TASK DATA =>
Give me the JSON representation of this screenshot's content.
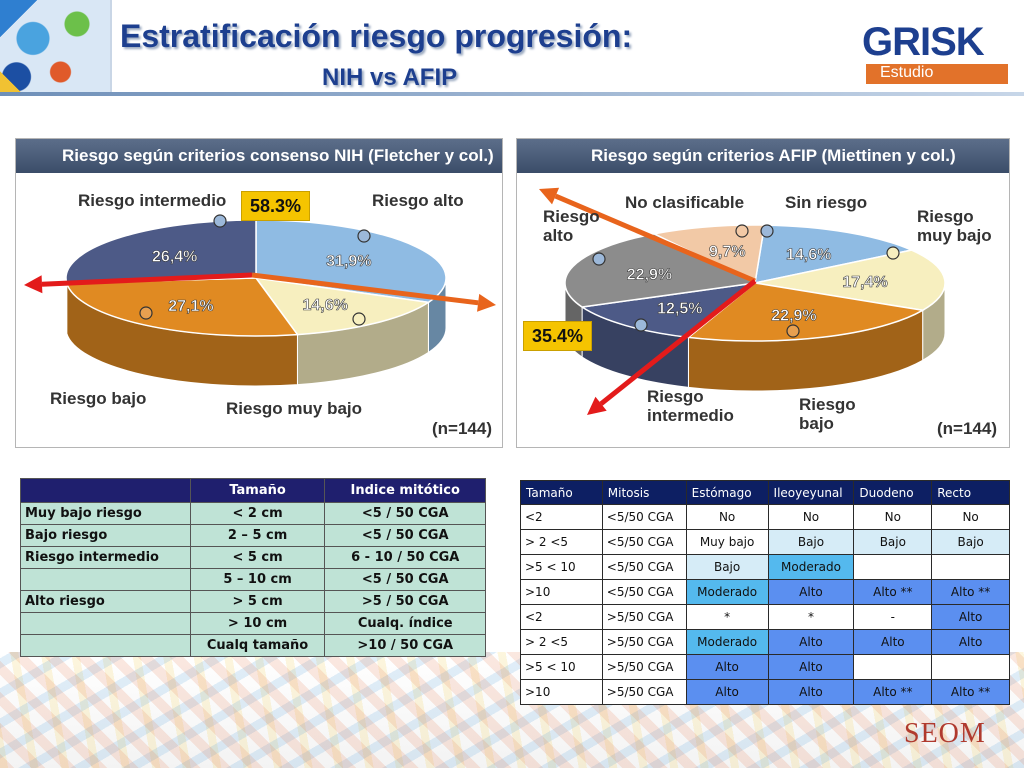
{
  "header": {
    "title": "Estratificación riesgo progresión:",
    "subtitle": "NIH vs AFIP",
    "logo": {
      "letters": "GRISK",
      "band_text": "Estudio"
    }
  },
  "footer": {
    "brand": "SEOM"
  },
  "chart_data": [
    {
      "type": "pie",
      "title": "Riesgo según criterios consenso NIH (Fletcher y col.)",
      "n_label": "(n=144)",
      "callout": "58.3%",
      "slices": [
        {
          "name": "Riesgo alto",
          "value": 31.9,
          "label": "31,9%",
          "color": "#8fbbe3"
        },
        {
          "name": "Riesgo muy bajo",
          "value": 14.6,
          "label": "14,6%",
          "color": "#f7efbf"
        },
        {
          "name": "Riesgo bajo",
          "value": 27.1,
          "label": "27,1%",
          "color": "#e08a22"
        },
        {
          "name": "Riesgo intermedio",
          "value": 26.4,
          "label": "26,4%",
          "color": "#4d5a87"
        }
      ]
    },
    {
      "type": "pie",
      "title": "Riesgo según criterios AFIP (Miettinen y col.)",
      "n_label": "(n=144)",
      "callout": "35.4%",
      "slices": [
        {
          "name": "Sin riesgo",
          "value": 14.6,
          "label": "14,6%",
          "color": "#8fbbe3"
        },
        {
          "name": "Riesgo muy bajo",
          "value": 17.4,
          "label": "17,4%",
          "color": "#f7efbf"
        },
        {
          "name": "Riesgo bajo",
          "value": 22.9,
          "label": "22,9%",
          "color": "#e08a22"
        },
        {
          "name": "Riesgo intermedio",
          "value": 12.5,
          "label": "12,5%",
          "color": "#4d5a87"
        },
        {
          "name": "Riesgo alto",
          "value": 22.9,
          "label": "22,9%",
          "color": "#8c8c8c"
        },
        {
          "name": "No clasificable",
          "value": 9.7,
          "label": "9,7%",
          "color": "#f2c9a6"
        }
      ]
    }
  ],
  "nih_chart": {
    "labels": {
      "intermedio": "Riesgo intermedio",
      "alto": "Riesgo alto",
      "bajo": "Riesgo bajo",
      "muy_bajo": "Riesgo muy bajo"
    }
  },
  "afip_chart": {
    "labels": {
      "alto": "Riesgo\nalto",
      "no_clasificable": "No clasificable",
      "sin_riesgo": "Sin riesgo",
      "muy_bajo": "Riesgo\nmuy bajo",
      "intermedio": "Riesgo\nintermedio",
      "bajo": "Riesgo\nbajo"
    }
  },
  "nih_table": {
    "headers": [
      "",
      "Tamaño",
      "Indice mitótico"
    ],
    "rows": [
      [
        "Muy bajo riesgo",
        "< 2 cm",
        "<5 / 50 CGA"
      ],
      [
        "Bajo riesgo",
        "2 – 5 cm",
        "<5 / 50 CGA"
      ],
      [
        "Riesgo intermedio",
        "< 5 cm",
        "6 - 10 / 50 CGA"
      ],
      [
        "",
        "5 – 10 cm",
        "<5 / 50 CGA"
      ],
      [
        "Alto riesgo",
        "> 5 cm",
        ">5 / 50 CGA"
      ],
      [
        "",
        "> 10 cm",
        "Cualq. índice"
      ],
      [
        "",
        "Cualq tamaño",
        ">10 / 50 CGA"
      ]
    ]
  },
  "afip_table": {
    "headers": [
      "Tamaño",
      "Mitosis",
      "Estómago",
      "Ileoyeyunal",
      "Duodeno",
      "Recto"
    ],
    "rows": [
      [
        "<2",
        "<5/50 CGA",
        "No",
        "No",
        "No",
        "No"
      ],
      [
        "> 2 <5",
        "<5/50 CGA",
        "Muy bajo",
        "Bajo",
        "Bajo",
        "Bajo"
      ],
      [
        ">5 < 10",
        "<5/50 CGA",
        "Bajo",
        "Moderado",
        "",
        ""
      ],
      [
        ">10",
        "<5/50 CGA",
        "Moderado",
        "Alto",
        "Alto **",
        "Alto **"
      ],
      [
        "<2",
        ">5/50 CGA",
        "*",
        "*",
        "-",
        "Alto"
      ],
      [
        "> 2 <5",
        ">5/50 CGA",
        "Moderado",
        "Alto",
        "Alto",
        "Alto"
      ],
      [
        ">5 < 10",
        ">5/50 CGA",
        "Alto",
        "Alto",
        "",
        ""
      ],
      [
        ">10",
        ">5/50 CGA",
        "Alto",
        "Alto",
        "Alto **",
        "Alto **"
      ]
    ],
    "category_colors": {
      "No": "#ffffff",
      "Muy bajo": "#ffffff",
      "Bajo": "#d6ecf7",
      "Moderado": "#54b9ee",
      "Alto": "#5b8ff0",
      "Alto **": "#5b8ff0",
      "*": "#ffffff",
      "-": "#ffffff",
      "": "#ffffff"
    }
  }
}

PROBLEM REQUIREMENTS => All records must be output exactly as they are, except for the pictures, which are left out.

REPLY =>
Give me the JSON representation of this screenshot's content.
{
  "header": {
    "title": "Estratificación riesgo progresión:",
    "subtitle": "NIH vs AFIP",
    "logo": {
      "letters": "GRISK",
      "band_text": "Estudio"
    }
  },
  "footer": {
    "brand": "SEOM"
  },
  "chart_data": [
    {
      "type": "pie",
      "title": "Riesgo según criterios consenso NIH (Fletcher y col.)",
      "n_label": "(n=144)",
      "callout": "58.3%",
      "slices": [
        {
          "name": "Riesgo alto",
          "value": 31.9,
          "label": "31,9%",
          "color": "#8fbbe3"
        },
        {
          "name": "Riesgo muy bajo",
          "value": 14.6,
          "label": "14,6%",
          "color": "#f7efbf"
        },
        {
          "name": "Riesgo bajo",
          "value": 27.1,
          "label": "27,1%",
          "color": "#e08a22"
        },
        {
          "name": "Riesgo intermedio",
          "value": 26.4,
          "label": "26,4%",
          "color": "#4d5a87"
        }
      ]
    },
    {
      "type": "pie",
      "title": "Riesgo según criterios AFIP (Miettinen y col.)",
      "n_label": "(n=144)",
      "callout": "35.4%",
      "slices": [
        {
          "name": "Sin riesgo",
          "value": 14.6,
          "label": "14,6%",
          "color": "#8fbbe3"
        },
        {
          "name": "Riesgo muy bajo",
          "value": 17.4,
          "label": "17,4%",
          "color": "#f7efbf"
        },
        {
          "name": "Riesgo bajo",
          "value": 22.9,
          "label": "22,9%",
          "color": "#e08a22"
        },
        {
          "name": "Riesgo intermedio",
          "value": 12.5,
          "label": "12,5%",
          "color": "#4d5a87"
        },
        {
          "name": "Riesgo alto",
          "value": 22.9,
          "label": "22,9%",
          "color": "#8c8c8c"
        },
        {
          "name": "No clasificable",
          "value": 9.7,
          "label": "9,7%",
          "color": "#f2c9a6"
        }
      ]
    }
  ],
  "nih_chart": {
    "labels": {
      "intermedio": "Riesgo intermedio",
      "alto": "Riesgo alto",
      "bajo": "Riesgo bajo",
      "muy_bajo": "Riesgo muy bajo"
    }
  },
  "afip_chart": {
    "labels": {
      "alto": "Riesgo\nalto",
      "no_clasificable": "No clasificable",
      "sin_riesgo": "Sin riesgo",
      "muy_bajo": "Riesgo\nmuy bajo",
      "intermedio": "Riesgo\nintermedio",
      "bajo": "Riesgo\nbajo"
    }
  },
  "nih_table": {
    "headers": [
      "",
      "Tamaño",
      "Indice mitótico"
    ],
    "rows": [
      [
        "Muy bajo riesgo",
        "< 2 cm",
        "<5 / 50 CGA"
      ],
      [
        "Bajo riesgo",
        "2 – 5 cm",
        "<5 / 50 CGA"
      ],
      [
        "Riesgo intermedio",
        "< 5 cm",
        "6 - 10 / 50 CGA"
      ],
      [
        "",
        "5 – 10 cm",
        "<5 / 50 CGA"
      ],
      [
        "Alto riesgo",
        "> 5 cm",
        ">5 / 50 CGA"
      ],
      [
        "",
        "> 10 cm",
        "Cualq. índice"
      ],
      [
        "",
        "Cualq tamaño",
        ">10 / 50 CGA"
      ]
    ]
  },
  "afip_table": {
    "headers": [
      "Tamaño",
      "Mitosis",
      "Estómago",
      "Ileoyeyunal",
      "Duodeno",
      "Recto"
    ],
    "rows": [
      [
        "<2",
        "<5/50 CGA",
        "No",
        "No",
        "No",
        "No"
      ],
      [
        "> 2 <5",
        "<5/50 CGA",
        "Muy bajo",
        "Bajo",
        "Bajo",
        "Bajo"
      ],
      [
        ">5 < 10",
        "<5/50 CGA",
        "Bajo",
        "Moderado",
        "",
        ""
      ],
      [
        ">10",
        "<5/50 CGA",
        "Moderado",
        "Alto",
        "Alto **",
        "Alto **"
      ],
      [
        "<2",
        ">5/50 CGA",
        "*",
        "*",
        "-",
        "Alto"
      ],
      [
        "> 2 <5",
        ">5/50 CGA",
        "Moderado",
        "Alto",
        "Alto",
        "Alto"
      ],
      [
        ">5 < 10",
        ">5/50 CGA",
        "Alto",
        "Alto",
        "",
        ""
      ],
      [
        ">10",
        ">5/50 CGA",
        "Alto",
        "Alto",
        "Alto **",
        "Alto **"
      ]
    ],
    "category_colors": {
      "No": "#ffffff",
      "Muy bajo": "#ffffff",
      "Bajo": "#d6ecf7",
      "Moderado": "#54b9ee",
      "Alto": "#5b8ff0",
      "Alto **": "#5b8ff0",
      "*": "#ffffff",
      "-": "#ffffff",
      "": "#ffffff"
    }
  }
}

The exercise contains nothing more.